**TASK REQUIREMENTS:** The records that follow are to be repeated without alteration.

**Stored records:**
— BEGIN —

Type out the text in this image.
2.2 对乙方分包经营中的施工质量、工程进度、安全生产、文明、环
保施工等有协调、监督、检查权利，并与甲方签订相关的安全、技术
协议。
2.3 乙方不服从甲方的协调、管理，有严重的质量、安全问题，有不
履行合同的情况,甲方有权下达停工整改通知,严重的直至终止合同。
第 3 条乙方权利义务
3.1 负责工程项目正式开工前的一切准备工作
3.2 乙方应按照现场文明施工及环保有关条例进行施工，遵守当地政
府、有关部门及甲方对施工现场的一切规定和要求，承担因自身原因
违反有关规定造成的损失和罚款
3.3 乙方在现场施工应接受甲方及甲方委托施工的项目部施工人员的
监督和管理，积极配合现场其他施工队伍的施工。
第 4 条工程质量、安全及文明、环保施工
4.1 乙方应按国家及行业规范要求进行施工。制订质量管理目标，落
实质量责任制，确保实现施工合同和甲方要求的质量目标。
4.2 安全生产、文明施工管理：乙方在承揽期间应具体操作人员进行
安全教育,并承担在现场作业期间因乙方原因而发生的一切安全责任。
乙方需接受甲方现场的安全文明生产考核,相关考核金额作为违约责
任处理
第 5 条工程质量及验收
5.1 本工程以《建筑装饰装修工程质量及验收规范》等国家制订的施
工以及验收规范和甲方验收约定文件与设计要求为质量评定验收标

— END —

**ANSWER TO THE TASK:**
Type out the text in this image.
2.2 对乙方分包经营中的施工质量、工程进度、安全生产、文明、环
保施工等有协调、监督、检查权利，并与甲方签订相关的安全、技术
协议。
2.3 乙方不服从甲方的协调、管理，有严重的质量、安全问题，有不
履行合同的情况,甲方有权下达停工整改通知,严重的直至终止合同。
第 3 条乙方权利义务
3.1 负责工程项目正式开工前的一切准备工作
3.2 乙方应按照现场文明施工及环保有关条例进行施工，遵守当地政
府、有关部门及甲方对施工现场的一切规定和要求，承担因自身原因
违反有关规定造成的损失和罚款
3.3 乙方在现场施工应接受甲方及甲方委托施工的项目部施工人员的
监督和管理，积极配合现场其他施工队伍的施工。
第 4 条工程质量、安全及文明、环保施工
4.1 乙方应按国家及行业规范要求进行施工。制订质量管理目标，落
实质量责任制，确保实现施工合同和甲方要求的质量目标。
4.2 安全生产、文明施工管理：乙方在承揽期间应具体操作人员进行
安全教育,并承担在现场作业期间因乙方原因而发生的一切安全责任。
乙方需接受甲方现场的安全文明生产考核,相关考核金额作为违约责
任处理
第 5 条工程质量及验收
5.1 本工程以《建筑装饰装修工程质量及验收规范》等国家制订的施
工以及验收规范和甲方验收约定文件与设计要求为质量评定验收标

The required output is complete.